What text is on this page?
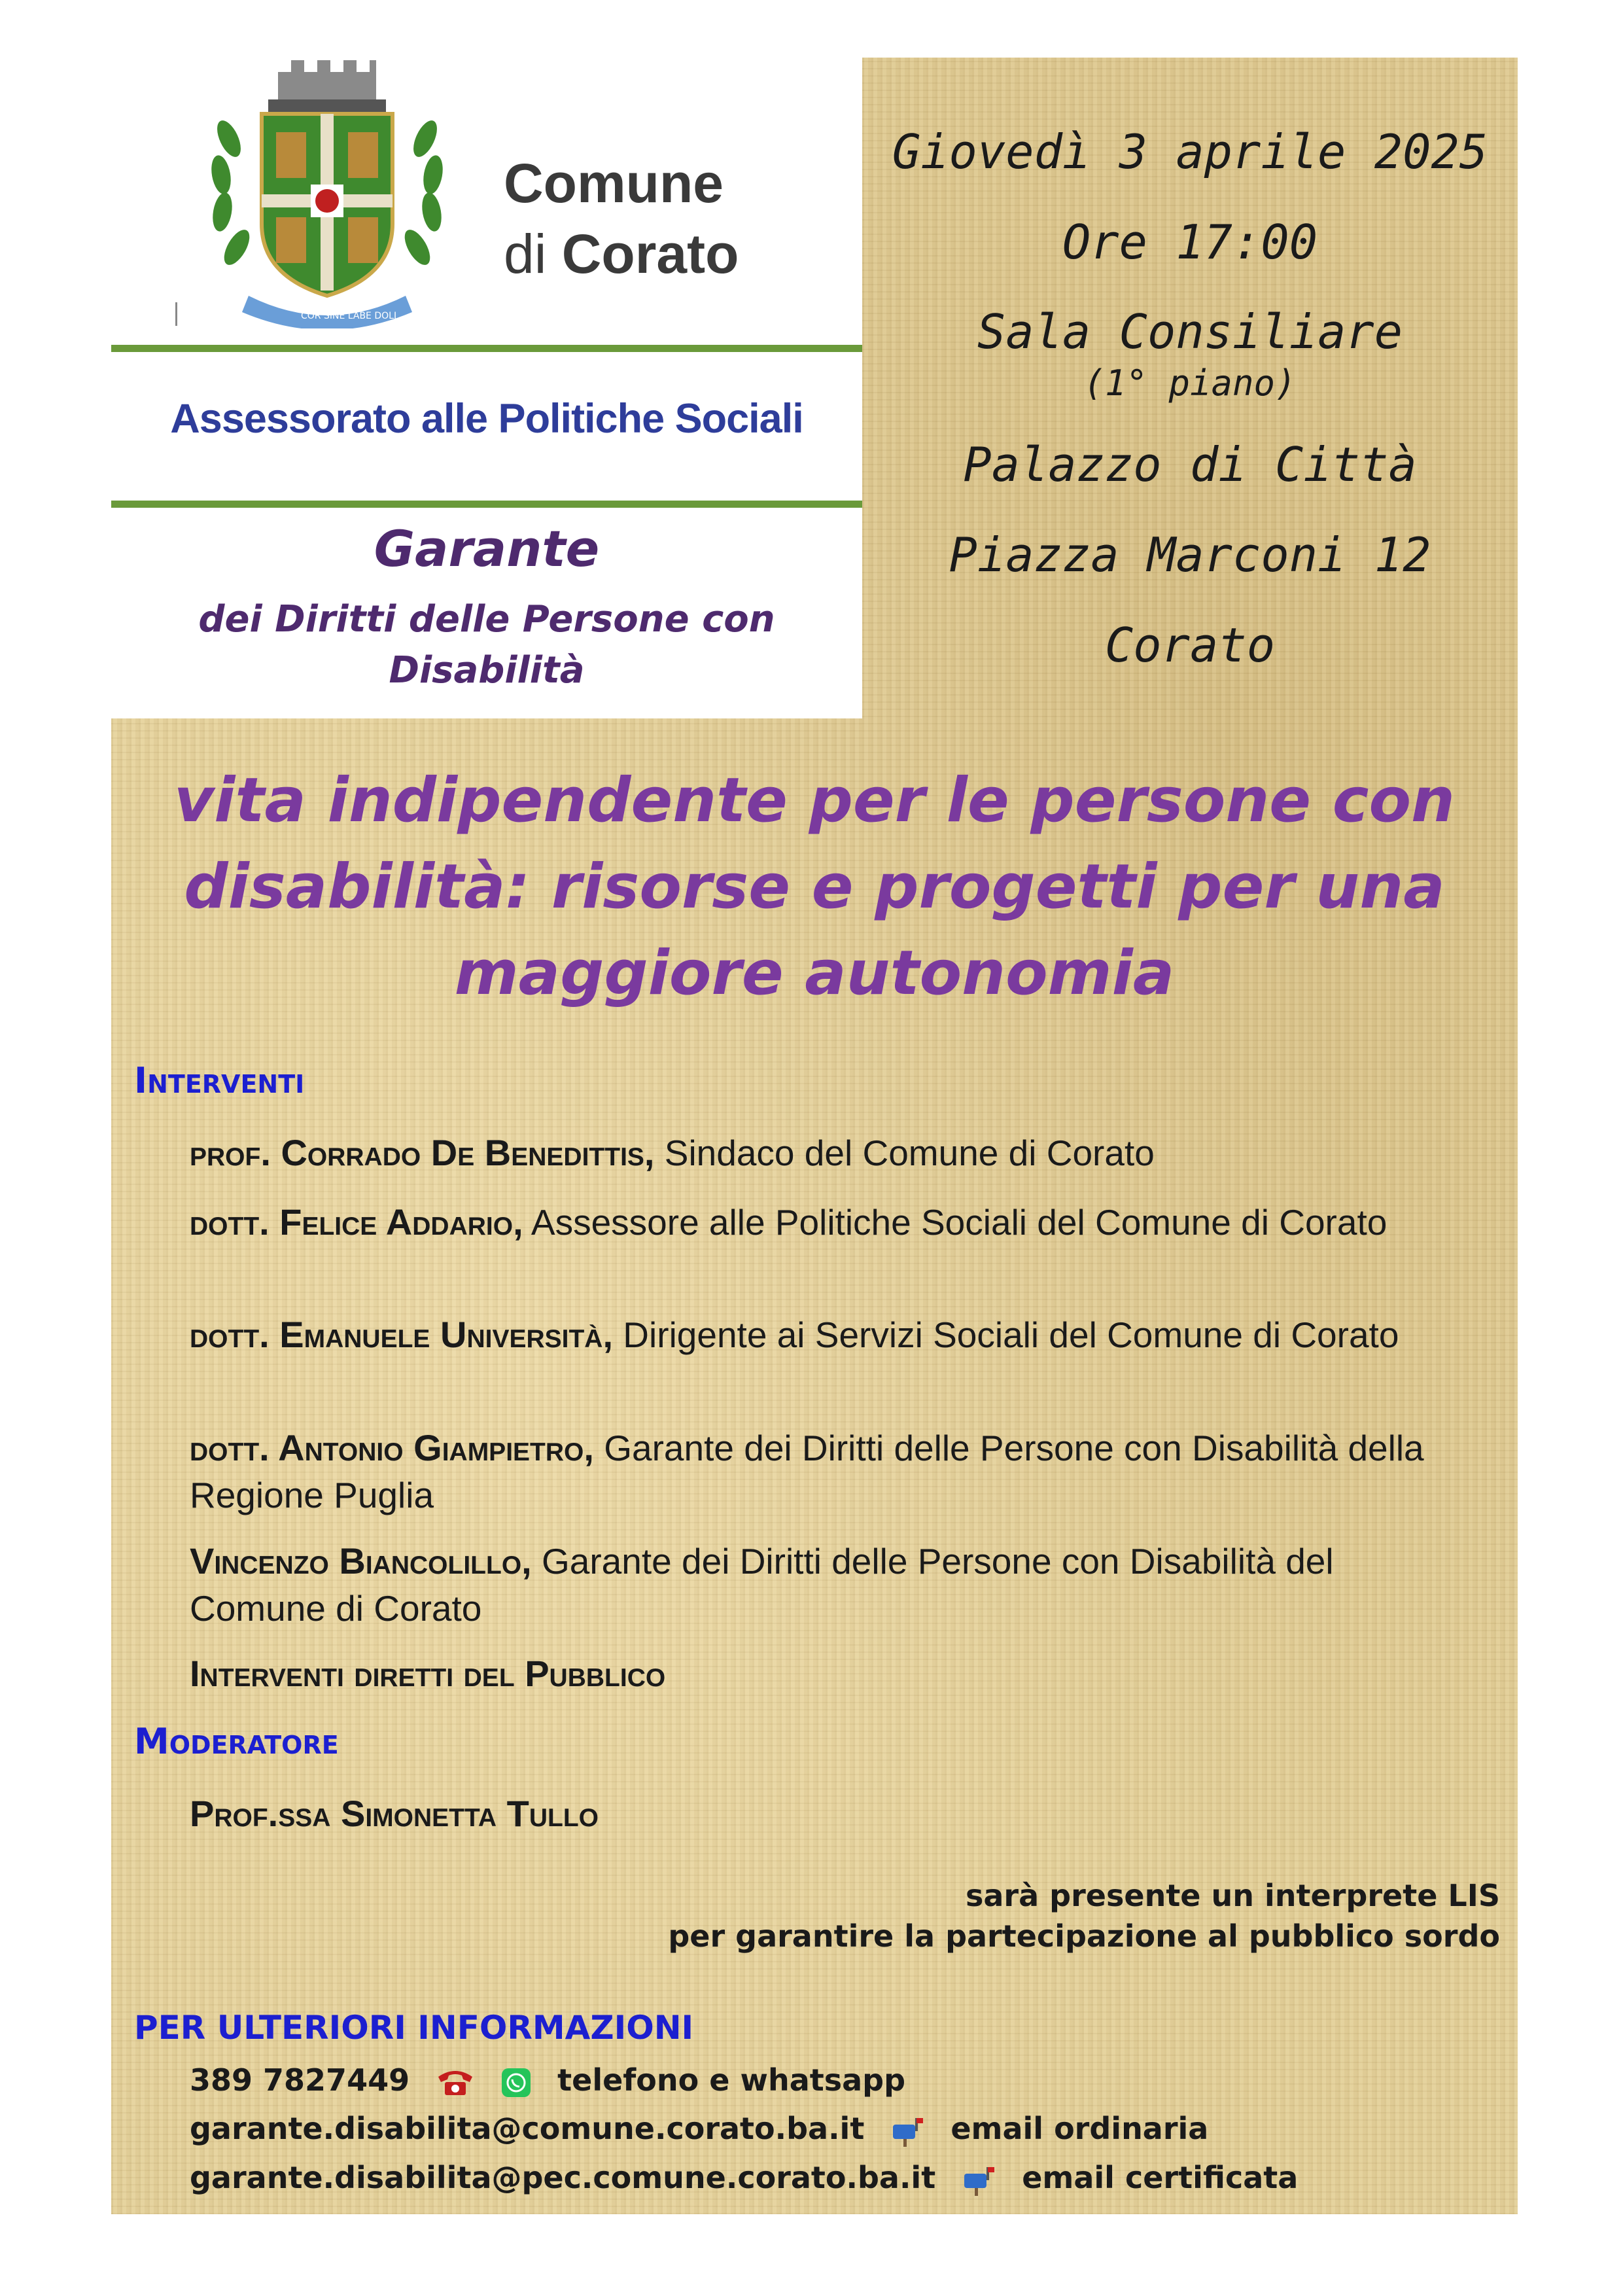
COR SINE LABE DOLI
Comune
di Corato
Assessorato alle Politiche Sociali
Garante
dei Diritti delle Persone con Disabilità
Giovedì 3 aprile 2025
Ore 17:00
Sala Consiliare
(1° piano)
Palazzo di Città
Piazza Marconi 12
Corato
vita indipendente per le persone con disabilità: risorse e progetti per una maggiore autonomia
Interventi
prof. Corrado De Benedittis, Sindaco del Comune di Corato
dott. Felice Addario, Assessore alle Politiche Sociali del Comune di Corato
dott. Emanuele Università, Dirigente ai Servizi Sociali del Comune di Corato
dott. Antonio Giampietro, Garante dei Diritti delle Persone con Disabilità della Regione Puglia
Vincenzo Biancolillo, Garante dei Diritti delle Persone con Disabilità del Comune di Corato
Interventi diretti del Pubblico
Moderatore
Prof.ssa Simonetta Tullo
sarà presente un interprete LIS
per garantire la partecipazione al pubblico sordo
PER ULTERIORI INFORMAZIONI
389 7827449	telefono e whatsapp
garante.disabilita@comune.corato.ba.it	email ordinaria
garante.disabilita@pec.comune.corato.ba.it	email certificata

========

■ TO BE DONE
Omit the pictures, then output the rest of the listing exactly.

■ RESULT FOR THIS EXERCISE
What text is on this page?
COR SINE LABE DOLI
Comune
di Corato
Assessorato alle Politiche Sociali
Garante
dei Diritti delle Persone con Disabilità
Giovedì 3 aprile 2025
Ore 17:00
Sala Consiliare
(1° piano)
Palazzo di Città
Piazza Marconi 12
Corato
vita indipendente per le persone con disabilità: risorse e progetti per una maggiore autonomia
Interventi
prof. Corrado De Benedittis, Sindaco del Comune di Corato
dott. Felice Addario, Assessore alle Politiche Sociali del Comune di Corato
dott. Emanuele Università, Dirigente ai Servizi Sociali del Comune di Corato
dott. Antonio Giampietro, Garante dei Diritti delle Persone con Disabilità della Regione Puglia
Vincenzo Biancolillo, Garante dei Diritti delle Persone con Disabilità del Comune di Corato
Interventi diretti del Pubblico
Moderatore
Prof.ssa Simonetta Tullo
sarà presente un interprete LIS
per garantire la partecipazione al pubblico sordo
PER ULTERIORI INFORMAZIONI
389 7827449	telefono e whatsapp
garante.disabilita@comune.corato.ba.it	email ordinaria
garante.disabilita@pec.comune.corato.ba.it	email certificata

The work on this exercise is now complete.